## WRITTEN INSTRUCTION
From the listing below, select every line where the word "Marula" appears.

** START **

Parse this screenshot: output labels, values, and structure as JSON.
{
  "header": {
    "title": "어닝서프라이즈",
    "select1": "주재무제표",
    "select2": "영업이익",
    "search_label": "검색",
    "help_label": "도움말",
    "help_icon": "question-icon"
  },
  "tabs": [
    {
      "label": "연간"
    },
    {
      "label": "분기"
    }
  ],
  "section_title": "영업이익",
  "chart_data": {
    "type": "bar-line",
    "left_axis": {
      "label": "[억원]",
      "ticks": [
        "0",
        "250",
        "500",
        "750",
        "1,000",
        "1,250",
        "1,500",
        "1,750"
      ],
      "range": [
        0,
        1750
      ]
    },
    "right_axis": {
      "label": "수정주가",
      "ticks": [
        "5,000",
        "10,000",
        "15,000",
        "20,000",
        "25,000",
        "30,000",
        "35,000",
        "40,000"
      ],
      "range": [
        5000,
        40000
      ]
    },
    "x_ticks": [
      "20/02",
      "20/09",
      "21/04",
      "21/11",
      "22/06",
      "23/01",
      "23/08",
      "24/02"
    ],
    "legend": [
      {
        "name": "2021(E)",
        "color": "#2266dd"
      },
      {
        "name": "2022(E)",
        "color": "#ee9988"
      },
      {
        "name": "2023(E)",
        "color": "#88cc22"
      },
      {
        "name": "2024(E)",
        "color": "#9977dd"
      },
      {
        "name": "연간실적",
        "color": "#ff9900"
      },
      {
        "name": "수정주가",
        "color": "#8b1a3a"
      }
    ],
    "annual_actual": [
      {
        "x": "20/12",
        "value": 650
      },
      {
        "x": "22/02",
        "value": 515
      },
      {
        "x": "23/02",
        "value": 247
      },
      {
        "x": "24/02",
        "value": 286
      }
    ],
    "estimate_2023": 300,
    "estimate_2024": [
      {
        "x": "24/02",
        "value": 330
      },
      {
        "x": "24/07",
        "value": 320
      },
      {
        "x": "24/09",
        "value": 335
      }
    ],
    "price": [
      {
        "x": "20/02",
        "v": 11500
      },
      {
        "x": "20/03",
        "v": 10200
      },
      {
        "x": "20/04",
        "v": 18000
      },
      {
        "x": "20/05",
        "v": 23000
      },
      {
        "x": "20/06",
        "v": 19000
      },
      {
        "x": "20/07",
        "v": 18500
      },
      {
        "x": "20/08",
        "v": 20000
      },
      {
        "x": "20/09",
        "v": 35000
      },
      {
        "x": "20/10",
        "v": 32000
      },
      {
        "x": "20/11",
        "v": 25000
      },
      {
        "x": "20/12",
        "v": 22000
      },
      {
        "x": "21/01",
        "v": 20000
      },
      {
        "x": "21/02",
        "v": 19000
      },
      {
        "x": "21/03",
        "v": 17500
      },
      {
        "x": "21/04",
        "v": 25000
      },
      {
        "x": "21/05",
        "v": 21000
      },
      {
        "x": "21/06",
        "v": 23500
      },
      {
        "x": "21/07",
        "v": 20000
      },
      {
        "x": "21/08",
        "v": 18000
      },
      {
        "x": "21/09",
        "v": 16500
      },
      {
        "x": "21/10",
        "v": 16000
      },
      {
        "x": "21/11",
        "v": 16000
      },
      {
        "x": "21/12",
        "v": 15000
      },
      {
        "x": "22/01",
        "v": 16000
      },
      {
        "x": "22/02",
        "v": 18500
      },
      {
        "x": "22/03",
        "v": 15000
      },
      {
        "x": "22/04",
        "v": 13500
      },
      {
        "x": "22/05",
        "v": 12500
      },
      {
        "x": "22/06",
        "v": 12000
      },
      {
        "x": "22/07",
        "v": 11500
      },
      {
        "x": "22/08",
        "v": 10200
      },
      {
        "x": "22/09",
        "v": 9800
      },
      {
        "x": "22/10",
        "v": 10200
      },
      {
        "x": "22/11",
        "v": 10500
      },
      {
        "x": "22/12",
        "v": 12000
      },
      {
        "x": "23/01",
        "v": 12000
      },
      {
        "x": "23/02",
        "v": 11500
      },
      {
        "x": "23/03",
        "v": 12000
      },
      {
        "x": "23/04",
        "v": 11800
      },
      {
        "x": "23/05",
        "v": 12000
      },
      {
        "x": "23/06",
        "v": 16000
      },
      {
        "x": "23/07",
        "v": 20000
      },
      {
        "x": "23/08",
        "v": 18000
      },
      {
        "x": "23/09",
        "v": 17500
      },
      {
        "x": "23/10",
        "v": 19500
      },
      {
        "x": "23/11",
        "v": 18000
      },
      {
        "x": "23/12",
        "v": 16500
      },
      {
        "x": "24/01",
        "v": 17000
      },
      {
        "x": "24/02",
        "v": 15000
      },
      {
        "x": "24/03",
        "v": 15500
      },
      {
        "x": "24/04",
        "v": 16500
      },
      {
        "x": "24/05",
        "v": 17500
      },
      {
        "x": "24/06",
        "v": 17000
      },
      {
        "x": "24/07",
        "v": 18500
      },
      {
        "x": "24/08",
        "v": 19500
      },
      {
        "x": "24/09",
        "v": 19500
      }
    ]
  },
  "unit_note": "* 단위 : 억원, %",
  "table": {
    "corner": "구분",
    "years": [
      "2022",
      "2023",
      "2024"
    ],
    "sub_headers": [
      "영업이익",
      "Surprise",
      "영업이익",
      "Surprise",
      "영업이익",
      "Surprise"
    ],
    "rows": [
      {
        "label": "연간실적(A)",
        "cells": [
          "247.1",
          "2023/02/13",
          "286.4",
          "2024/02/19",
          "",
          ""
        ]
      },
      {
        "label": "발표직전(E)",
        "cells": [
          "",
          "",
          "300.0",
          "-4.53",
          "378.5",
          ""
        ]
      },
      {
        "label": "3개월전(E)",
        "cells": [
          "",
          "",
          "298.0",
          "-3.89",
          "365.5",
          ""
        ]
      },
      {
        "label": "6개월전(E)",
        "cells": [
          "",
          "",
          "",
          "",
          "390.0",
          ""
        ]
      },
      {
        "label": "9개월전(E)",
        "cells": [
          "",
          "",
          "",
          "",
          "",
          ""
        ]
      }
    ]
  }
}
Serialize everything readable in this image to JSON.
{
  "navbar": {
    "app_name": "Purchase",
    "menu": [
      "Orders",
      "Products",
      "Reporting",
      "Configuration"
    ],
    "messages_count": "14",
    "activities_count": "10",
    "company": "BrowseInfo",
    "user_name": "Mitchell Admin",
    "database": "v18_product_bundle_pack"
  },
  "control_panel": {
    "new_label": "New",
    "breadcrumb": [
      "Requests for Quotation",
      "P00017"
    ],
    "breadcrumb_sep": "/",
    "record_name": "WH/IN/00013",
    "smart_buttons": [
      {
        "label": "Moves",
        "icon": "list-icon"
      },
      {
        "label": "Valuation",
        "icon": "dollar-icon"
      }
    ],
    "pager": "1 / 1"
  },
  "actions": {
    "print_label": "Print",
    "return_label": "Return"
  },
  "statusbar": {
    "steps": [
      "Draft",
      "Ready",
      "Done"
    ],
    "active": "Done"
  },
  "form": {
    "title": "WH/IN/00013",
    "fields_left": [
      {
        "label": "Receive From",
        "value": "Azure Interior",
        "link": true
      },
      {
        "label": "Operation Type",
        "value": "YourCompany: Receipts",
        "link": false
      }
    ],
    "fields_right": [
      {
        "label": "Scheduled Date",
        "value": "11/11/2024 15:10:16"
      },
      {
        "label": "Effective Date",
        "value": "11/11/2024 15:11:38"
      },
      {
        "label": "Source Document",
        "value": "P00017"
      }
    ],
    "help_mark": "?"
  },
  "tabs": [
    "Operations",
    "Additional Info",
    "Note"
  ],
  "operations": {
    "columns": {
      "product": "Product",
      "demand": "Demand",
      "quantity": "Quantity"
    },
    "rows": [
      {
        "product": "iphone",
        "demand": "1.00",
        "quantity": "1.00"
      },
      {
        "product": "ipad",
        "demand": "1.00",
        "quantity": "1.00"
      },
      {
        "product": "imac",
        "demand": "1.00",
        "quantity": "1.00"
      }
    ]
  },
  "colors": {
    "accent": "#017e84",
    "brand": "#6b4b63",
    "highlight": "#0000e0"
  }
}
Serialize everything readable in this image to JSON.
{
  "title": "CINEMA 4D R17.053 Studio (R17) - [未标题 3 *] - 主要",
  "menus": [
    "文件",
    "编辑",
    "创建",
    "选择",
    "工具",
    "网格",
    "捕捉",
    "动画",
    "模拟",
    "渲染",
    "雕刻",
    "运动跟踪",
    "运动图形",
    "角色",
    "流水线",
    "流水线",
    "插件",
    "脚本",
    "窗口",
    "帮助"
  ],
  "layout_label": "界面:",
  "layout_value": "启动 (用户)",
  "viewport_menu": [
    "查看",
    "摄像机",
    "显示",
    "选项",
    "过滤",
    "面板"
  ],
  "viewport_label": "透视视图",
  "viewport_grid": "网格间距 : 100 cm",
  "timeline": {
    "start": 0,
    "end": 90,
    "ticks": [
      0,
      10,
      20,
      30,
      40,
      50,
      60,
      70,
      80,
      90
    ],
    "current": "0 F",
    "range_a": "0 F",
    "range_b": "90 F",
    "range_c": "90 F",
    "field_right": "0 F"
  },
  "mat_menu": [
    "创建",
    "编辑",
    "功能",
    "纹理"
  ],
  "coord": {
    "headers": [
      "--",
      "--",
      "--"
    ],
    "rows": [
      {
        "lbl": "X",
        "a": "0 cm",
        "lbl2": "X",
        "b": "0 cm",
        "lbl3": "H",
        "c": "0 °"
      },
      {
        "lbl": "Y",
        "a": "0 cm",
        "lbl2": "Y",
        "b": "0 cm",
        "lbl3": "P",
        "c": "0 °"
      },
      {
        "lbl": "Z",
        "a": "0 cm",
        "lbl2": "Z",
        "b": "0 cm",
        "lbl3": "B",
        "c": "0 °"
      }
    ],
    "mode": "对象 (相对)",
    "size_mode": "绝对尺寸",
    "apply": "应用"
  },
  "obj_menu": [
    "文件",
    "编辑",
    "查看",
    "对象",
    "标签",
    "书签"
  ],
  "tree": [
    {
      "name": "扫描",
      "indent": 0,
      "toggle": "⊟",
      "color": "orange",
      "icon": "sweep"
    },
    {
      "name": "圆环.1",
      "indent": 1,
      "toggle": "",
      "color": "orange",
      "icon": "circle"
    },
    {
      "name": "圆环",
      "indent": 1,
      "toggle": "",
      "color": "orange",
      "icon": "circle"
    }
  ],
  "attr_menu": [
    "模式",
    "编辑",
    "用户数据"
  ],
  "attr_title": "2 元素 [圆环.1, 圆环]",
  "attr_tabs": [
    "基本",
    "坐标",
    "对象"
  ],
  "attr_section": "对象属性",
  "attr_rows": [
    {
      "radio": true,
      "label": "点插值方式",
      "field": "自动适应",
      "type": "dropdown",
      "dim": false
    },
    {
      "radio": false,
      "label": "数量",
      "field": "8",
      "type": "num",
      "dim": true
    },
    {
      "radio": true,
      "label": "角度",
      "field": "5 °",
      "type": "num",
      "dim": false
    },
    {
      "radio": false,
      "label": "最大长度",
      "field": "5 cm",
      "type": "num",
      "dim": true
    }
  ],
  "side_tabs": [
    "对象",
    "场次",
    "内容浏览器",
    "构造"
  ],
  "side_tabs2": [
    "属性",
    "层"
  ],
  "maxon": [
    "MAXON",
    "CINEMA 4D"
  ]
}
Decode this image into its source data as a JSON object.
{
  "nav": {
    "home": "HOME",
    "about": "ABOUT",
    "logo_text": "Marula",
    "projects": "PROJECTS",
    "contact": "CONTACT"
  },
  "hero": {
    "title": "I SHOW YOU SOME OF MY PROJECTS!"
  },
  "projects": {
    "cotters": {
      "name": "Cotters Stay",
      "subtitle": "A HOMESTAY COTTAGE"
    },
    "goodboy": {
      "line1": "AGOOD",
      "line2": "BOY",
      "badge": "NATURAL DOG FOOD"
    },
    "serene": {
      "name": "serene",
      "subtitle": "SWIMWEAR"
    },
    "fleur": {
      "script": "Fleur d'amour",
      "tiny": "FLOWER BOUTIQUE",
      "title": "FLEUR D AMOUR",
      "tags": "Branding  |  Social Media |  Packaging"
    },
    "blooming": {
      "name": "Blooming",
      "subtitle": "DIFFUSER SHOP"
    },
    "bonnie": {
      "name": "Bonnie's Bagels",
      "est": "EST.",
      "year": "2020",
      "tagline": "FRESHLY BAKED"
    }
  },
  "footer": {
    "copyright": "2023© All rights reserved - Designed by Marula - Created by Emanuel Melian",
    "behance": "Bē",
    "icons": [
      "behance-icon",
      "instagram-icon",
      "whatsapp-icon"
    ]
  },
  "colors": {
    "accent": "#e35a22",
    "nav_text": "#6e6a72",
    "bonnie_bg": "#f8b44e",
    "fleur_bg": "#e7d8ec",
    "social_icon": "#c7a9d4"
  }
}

** END **

## EXERCISE RESPONSE
    "logo_text": "Marula",
    "copyright": "2023© All rights reserved - Designed by Marula - Created by Emanuel Melian",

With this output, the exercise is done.